* Source data
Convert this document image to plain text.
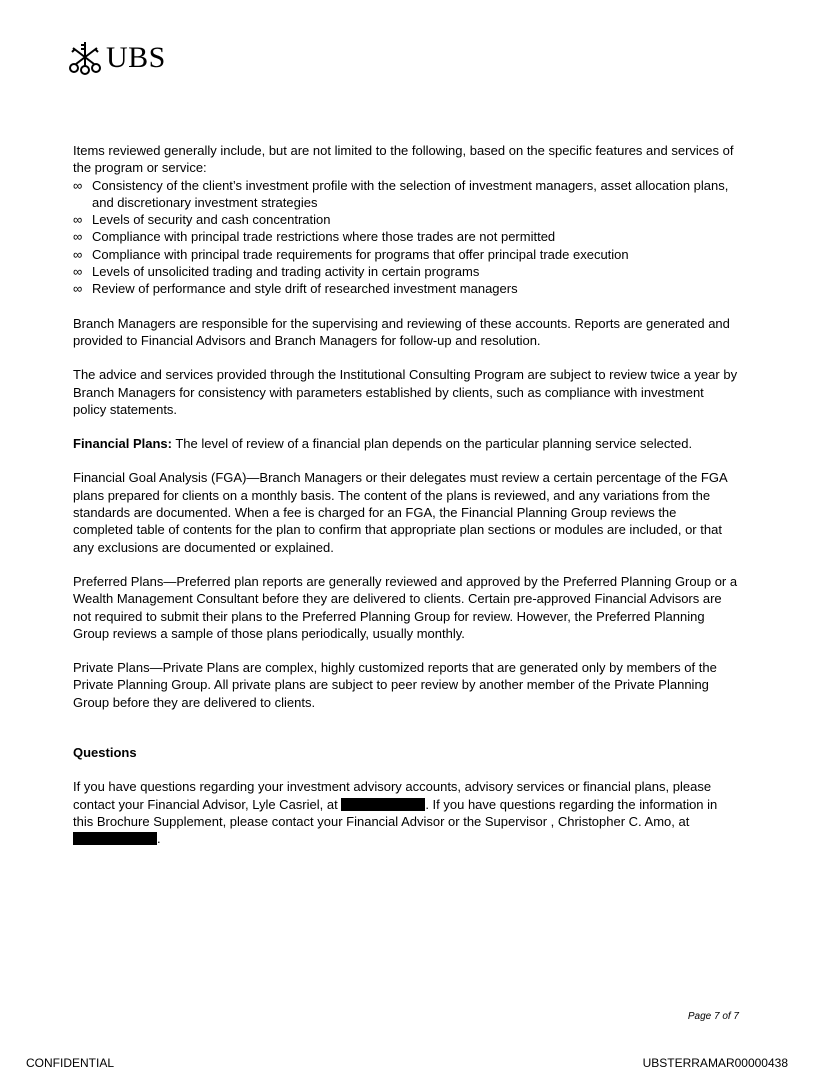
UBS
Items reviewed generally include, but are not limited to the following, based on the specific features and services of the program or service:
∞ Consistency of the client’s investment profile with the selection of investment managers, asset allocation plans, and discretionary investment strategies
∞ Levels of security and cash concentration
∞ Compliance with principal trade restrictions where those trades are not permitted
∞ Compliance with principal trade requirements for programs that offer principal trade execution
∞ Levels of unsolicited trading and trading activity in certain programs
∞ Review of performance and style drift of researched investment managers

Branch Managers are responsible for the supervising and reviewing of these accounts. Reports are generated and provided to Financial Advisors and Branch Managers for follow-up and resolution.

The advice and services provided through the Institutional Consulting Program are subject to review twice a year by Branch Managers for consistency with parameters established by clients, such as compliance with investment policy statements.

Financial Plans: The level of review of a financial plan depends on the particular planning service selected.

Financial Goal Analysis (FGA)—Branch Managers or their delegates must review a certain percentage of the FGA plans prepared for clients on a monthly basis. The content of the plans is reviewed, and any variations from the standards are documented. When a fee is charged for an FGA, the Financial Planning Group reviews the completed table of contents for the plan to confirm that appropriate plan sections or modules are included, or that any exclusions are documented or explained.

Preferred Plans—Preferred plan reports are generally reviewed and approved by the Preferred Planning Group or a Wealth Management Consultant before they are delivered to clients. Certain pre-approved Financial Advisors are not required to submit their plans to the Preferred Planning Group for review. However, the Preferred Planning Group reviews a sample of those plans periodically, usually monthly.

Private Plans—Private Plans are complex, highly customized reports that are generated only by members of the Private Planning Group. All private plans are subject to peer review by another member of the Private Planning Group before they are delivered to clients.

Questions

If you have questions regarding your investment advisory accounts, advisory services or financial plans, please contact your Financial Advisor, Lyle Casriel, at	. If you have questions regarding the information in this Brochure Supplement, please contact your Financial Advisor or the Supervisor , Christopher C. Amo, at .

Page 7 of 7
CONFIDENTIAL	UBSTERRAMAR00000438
---
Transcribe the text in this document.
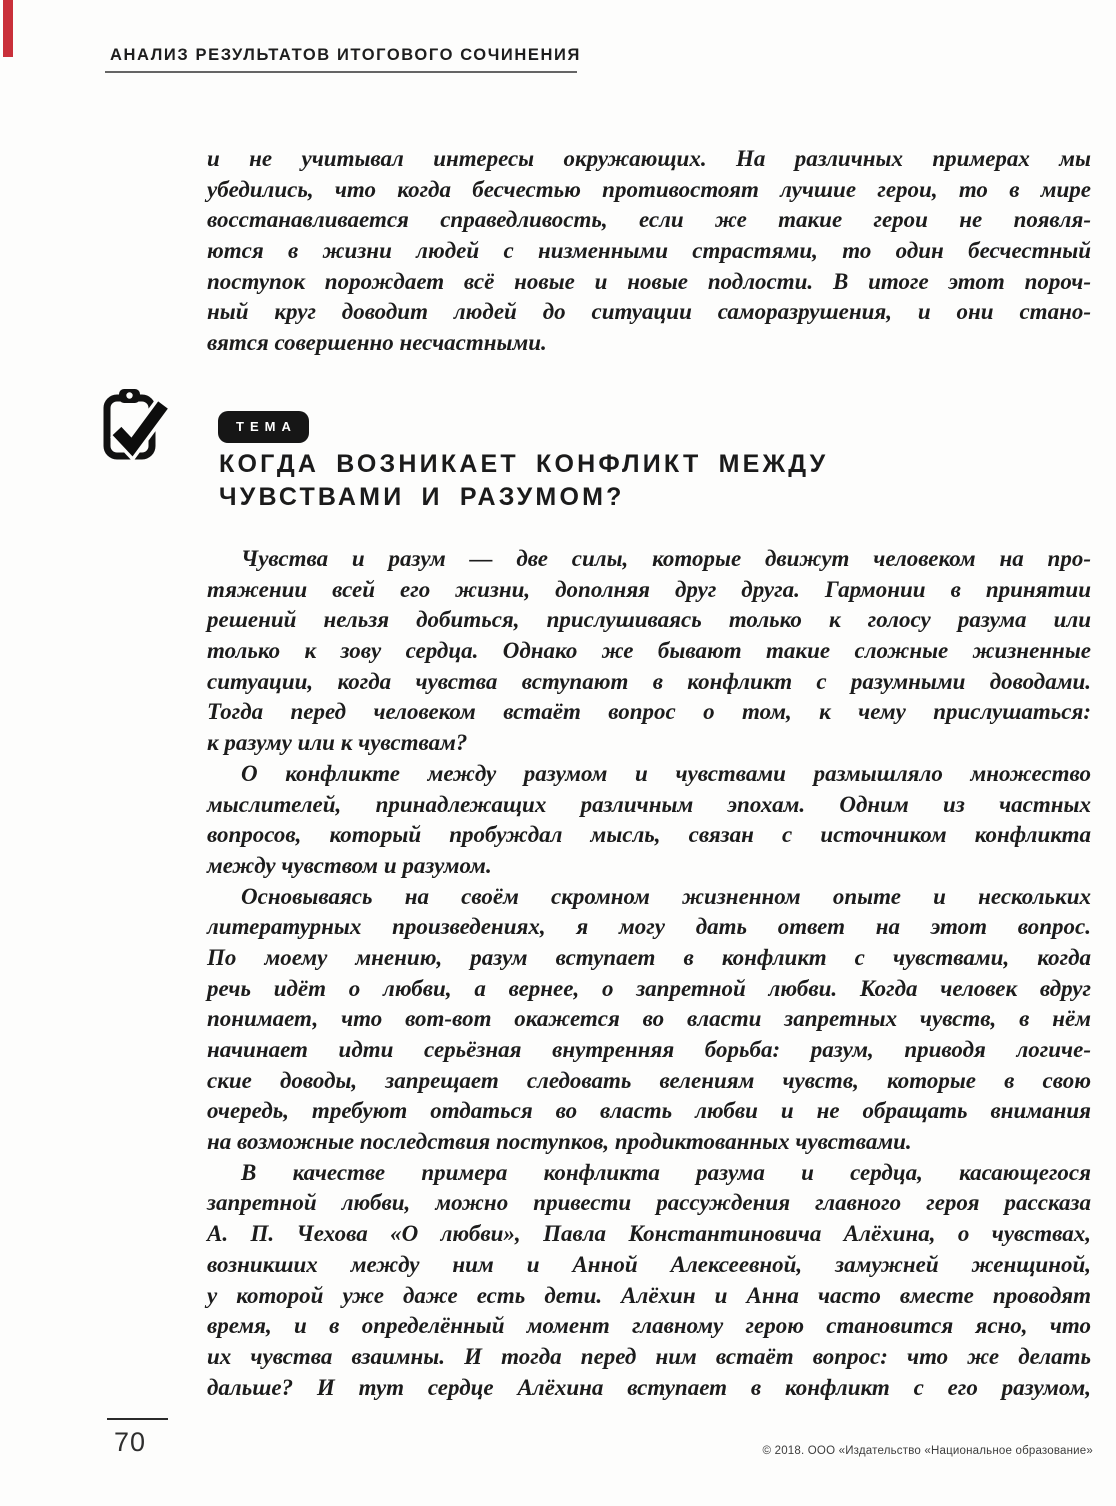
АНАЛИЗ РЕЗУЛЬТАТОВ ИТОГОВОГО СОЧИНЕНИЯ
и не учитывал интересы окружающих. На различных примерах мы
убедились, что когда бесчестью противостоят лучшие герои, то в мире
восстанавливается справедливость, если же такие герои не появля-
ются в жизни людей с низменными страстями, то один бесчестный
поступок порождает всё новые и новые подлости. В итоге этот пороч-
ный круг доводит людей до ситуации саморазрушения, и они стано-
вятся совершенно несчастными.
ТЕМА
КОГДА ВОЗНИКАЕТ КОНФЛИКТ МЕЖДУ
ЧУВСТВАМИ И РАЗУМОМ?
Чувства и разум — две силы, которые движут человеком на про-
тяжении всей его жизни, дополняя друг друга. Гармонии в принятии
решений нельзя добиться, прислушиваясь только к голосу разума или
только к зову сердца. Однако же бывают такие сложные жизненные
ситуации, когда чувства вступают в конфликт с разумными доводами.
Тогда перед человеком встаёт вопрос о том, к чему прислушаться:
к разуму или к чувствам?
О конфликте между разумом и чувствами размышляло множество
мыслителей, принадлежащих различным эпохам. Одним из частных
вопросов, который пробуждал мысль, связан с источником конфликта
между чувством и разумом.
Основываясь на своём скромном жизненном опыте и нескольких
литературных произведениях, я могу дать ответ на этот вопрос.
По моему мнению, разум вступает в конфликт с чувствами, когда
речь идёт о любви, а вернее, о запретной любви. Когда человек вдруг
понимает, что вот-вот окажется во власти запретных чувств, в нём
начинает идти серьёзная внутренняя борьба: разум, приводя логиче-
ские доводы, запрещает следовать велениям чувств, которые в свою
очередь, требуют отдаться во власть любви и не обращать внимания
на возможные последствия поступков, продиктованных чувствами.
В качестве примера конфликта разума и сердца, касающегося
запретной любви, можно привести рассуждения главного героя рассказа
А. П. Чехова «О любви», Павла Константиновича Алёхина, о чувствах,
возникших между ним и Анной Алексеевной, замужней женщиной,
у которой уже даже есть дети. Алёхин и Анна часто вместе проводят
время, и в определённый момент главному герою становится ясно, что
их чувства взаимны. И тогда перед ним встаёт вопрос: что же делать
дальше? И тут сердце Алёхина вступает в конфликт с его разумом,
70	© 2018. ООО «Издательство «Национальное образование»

* Goal
Give the count of lines in the listing above that include "this", with no other words.

* Output
3